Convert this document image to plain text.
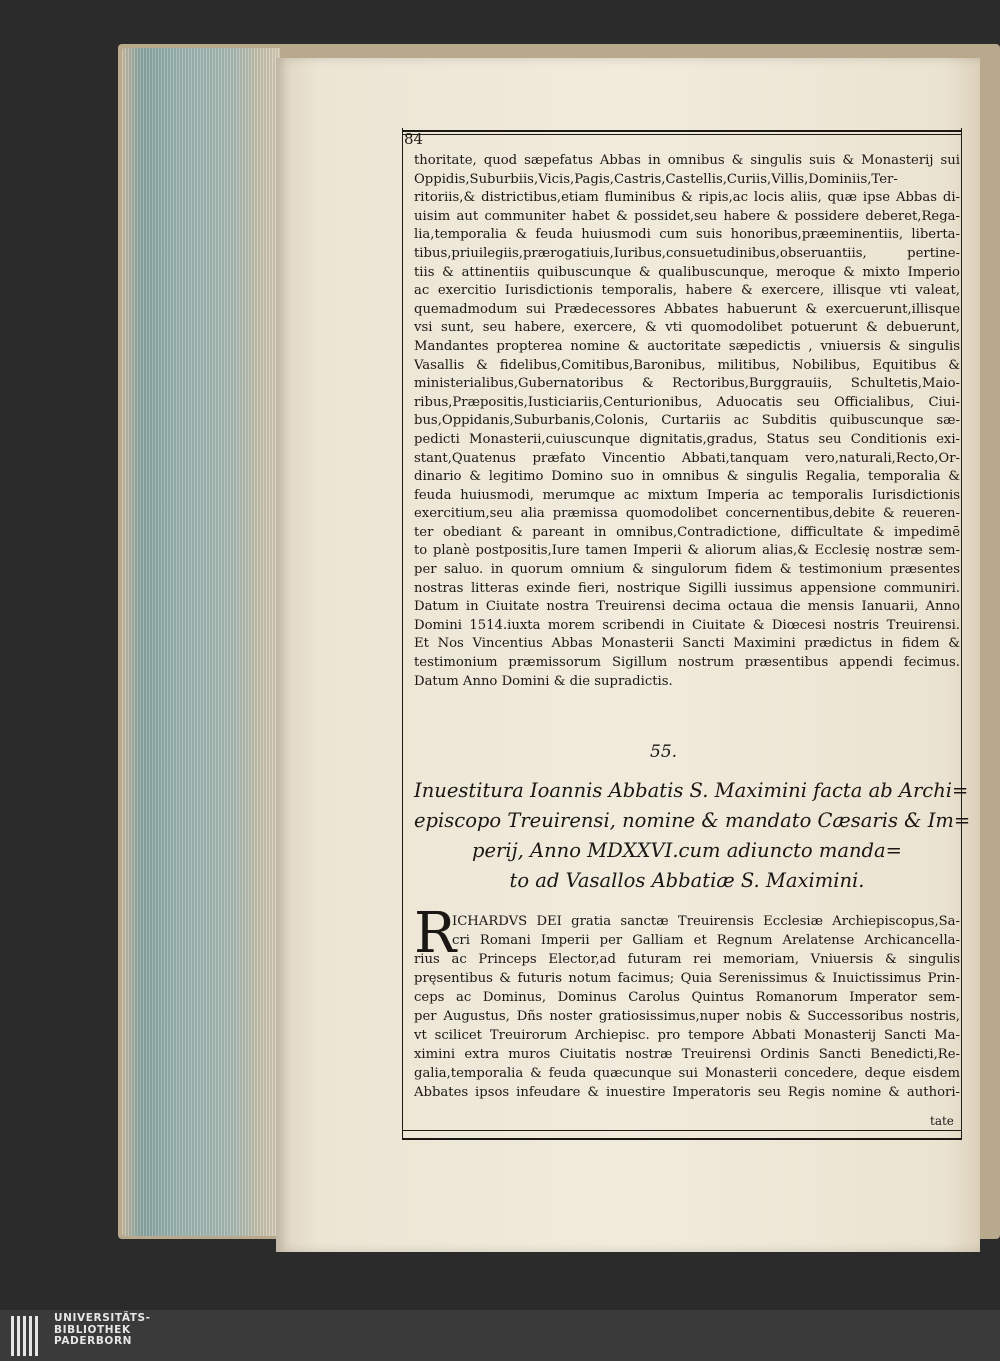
84
thoritate, quod sæpefatus Abbas in omnibus & singulis suis & Monasterij sui
Oppidis,Suburbiis,Vicis,Pagis,Castris,Castellis,Curiis,Villis,Dominiis,Ter-
ritoriis,& districtibus,etiam fluminibus & ripis,ac locis aliis, quæ ipse Abbas di-
uisim aut communiter habet & possidet,seu habere & possidere deberet,Rega-
lia,temporalia & feuda huiusmodi cum suis honoribus,præeminentiis, liberta-
tibus,priuilegiis,prærogatiuis,Iuribus,consuetudinibus,obseruantiis, pertine-
tiis & attinentiis quibuscunque & qualibuscunque, meroque & mixto Imperio
ac exercitio Iurisdictionis temporalis, habere & exercere, illisque vti valeat,
quemadmodum sui Prædecessores Abbates habuerunt & exercuerunt,illisque
vsi sunt, seu habere, exercere, & vti quomodolibet potuerunt & debuerunt,
Mandantes propterea nomine & auctoritate sæpedictis , vniuersis & singulis
Vasallis & fidelibus,Comitibus,Baronibus, militibus, Nobilibus, Equitibus &
ministerialibus,Gubernatoribus & Rectoribus,Burggrauiis, Schultetis,Maio-
ribus,Præpositis,Iusticiariis,Centurionibus, Aduocatis seu Officialibus, Ciui-
bus,Oppidanis,Suburbanis,Colonis, Curtariis ac Subditis quibuscunque sæ-
pedicti Monasterii,cuiuscunque dignitatis,gradus, Status seu Conditionis exi-
stant,Quatenus præfato Vincentio Abbati,tanquam vero,naturali,Recto,Or-
dinario & legitimo Domino suo in omnibus & singulis Regalia, temporalia &
feuda huiusmodi, merumque ac mixtum Imperia ac temporalis Iurisdictionis
exercitium,seu alia præmissa quomodolibet concernentibus,debite & reueren-
ter obediant & pareant in omnibus,Contradictione, difficultate & impedimē
to planè postpositis,Iure tamen Imperii & aliorum alias,& Ecclesię nostræ sem-
per saluo. in quorum omnium & singulorum fidem & testimonium præsentes
nostras litteras exinde fieri, nostrique Sigilli iussimus appensione communiri.
Datum in Ciuitate nostra Treuirensi decima octaua die mensis Ianuarii, Anno
Domini 1514.iuxta morem scribendi in Ciuitate & Diœcesi nostris Treuirensi.
Et Nos Vincentius Abbas Monasterii Sancti Maximini prædictus in fidem &
testimonium præmissorum Sigillum nostrum præsentibus appendi fecimus.
Datum Anno Domini & die supradictis.
55.
Inuestitura Ioannis Abbatis S. Maximini facta ab Archi=
episcopo Treuirensi, nomine & mandato Cæsaris & Im=
perij, Anno MDXXVI.cum adiuncto manda=
to ad Vasallos Abbatiæ S. Maximini.
R
ICHARDVS DEI gratia sanctæ Treuirensis Ecclesiæ Archiepiscopus,Sa-
cri Romani Imperii per Galliam et Regnum Arelatense Archicancella-
rius ac Princeps Elector,ad futuram rei memoriam, Vniuersis & singulis
pręsentibus & futuris notum facimus; Quia Serenissimus & Inuictissimus Prin-
ceps ac Dominus, Dominus Carolus Quintus Romanorum Imperator sem-
per Augustus, Dñs noster gratiosissimus,nuper nobis & Successoribus nostris,
vt scilicet Treuirorum Archiepisc. pro tempore Abbati Monasterij Sancti Ma-
ximini extra muros Ciuitatis nostræ Treuirensi Ordinis Sancti Benedicti,Re-
galia,temporalia & feuda quæcunque sui Monasterii concedere, deque eisdem
Abbates ipsos infeudare & inuestire Imperatoris seu Regis nomine & authori-
tate
UNIVERSITÄTS-
BIBLIOTHEK
PADERBORN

+--

(What the task asks) Every entry above is to be set down exactly; the pictures are to be left out.

(Task answer)
Convert this document image to plain text.
84
thoritate, quod sæpefatus Abbas in omnibus & singulis suis & Monasterij sui
Oppidis,Suburbiis,Vicis,Pagis,Castris,Castellis,Curiis,Villis,Dominiis,Ter-
ritoriis,& districtibus,etiam fluminibus & ripis,ac locis aliis, quæ ipse Abbas di-
uisim aut communiter habet & possidet,seu habere & possidere deberet,Rega-
lia,temporalia & feuda huiusmodi cum suis honoribus,præeminentiis, liberta-
tibus,priuilegiis,prærogatiuis,Iuribus,consuetudinibus,obseruantiis, pertine-
tiis & attinentiis quibuscunque & qualibuscunque, meroque & mixto Imperio
ac exercitio Iurisdictionis temporalis, habere & exercere, illisque vti valeat,
quemadmodum sui Prædecessores Abbates habuerunt & exercuerunt,illisque
vsi sunt, seu habere, exercere, & vti quomodolibet potuerunt & debuerunt,
Mandantes propterea nomine & auctoritate sæpedictis , vniuersis & singulis
Vasallis & fidelibus,Comitibus,Baronibus, militibus, Nobilibus, Equitibus &
ministerialibus,Gubernatoribus & Rectoribus,Burggrauiis, Schultetis,Maio-
ribus,Præpositis,Iusticiariis,Centurionibus, Aduocatis seu Officialibus, Ciui-
bus,Oppidanis,Suburbanis,Colonis, Curtariis ac Subditis quibuscunque sæ-
pedicti Monasterii,cuiuscunque dignitatis,gradus, Status seu Conditionis exi-
stant,Quatenus præfato Vincentio Abbati,tanquam vero,naturali,Recto,Or-
dinario & legitimo Domino suo in omnibus & singulis Regalia, temporalia &
feuda huiusmodi, merumque ac mixtum Imperia ac temporalis Iurisdictionis
exercitium,seu alia præmissa quomodolibet concernentibus,debite & reueren-
ter obediant & pareant in omnibus,Contradictione, difficultate & impedimē
to planè postpositis,Iure tamen Imperii & aliorum alias,& Ecclesię nostræ sem-
per saluo. in quorum omnium & singulorum fidem & testimonium præsentes
nostras litteras exinde fieri, nostrique Sigilli iussimus appensione communiri.
Datum in Ciuitate nostra Treuirensi decima octaua die mensis Ianuarii, Anno
Domini 1514.iuxta morem scribendi in Ciuitate & Diœcesi nostris Treuirensi.
Et Nos Vincentius Abbas Monasterii Sancti Maximini prædictus in fidem &
testimonium præmissorum Sigillum nostrum præsentibus appendi fecimus.
Datum Anno Domini & die supradictis.
55.
Inuestitura Ioannis Abbatis S. Maximini facta ab Archi=
episcopo Treuirensi, nomine & mandato Cæsaris & Im=
perij, Anno MDXXVI.cum adiuncto manda=
to ad Vasallos Abbatiæ S. Maximini.
R
ICHARDVS DEI gratia sanctæ Treuirensis Ecclesiæ Archiepiscopus,Sa-
cri Romani Imperii per Galliam et Regnum Arelatense Archicancella-
rius ac Princeps Elector,ad futuram rei memoriam, Vniuersis & singulis
pręsentibus & futuris notum facimus; Quia Serenissimus & Inuictissimus Prin-
ceps ac Dominus, Dominus Carolus Quintus Romanorum Imperator sem-
per Augustus, Dñs noster gratiosissimus,nuper nobis & Successoribus nostris,
vt scilicet Treuirorum Archiepisc. pro tempore Abbati Monasterij Sancti Ma-
ximini extra muros Ciuitatis nostræ Treuirensi Ordinis Sancti Benedicti,Re-
galia,temporalia & feuda quæcunque sui Monasterii concedere, deque eisdem
Abbates ipsos infeudare & inuestire Imperatoris seu Regis nomine & authori-
tate
UNIVERSITÄTS-
BIBLIOTHEK
PADERBORN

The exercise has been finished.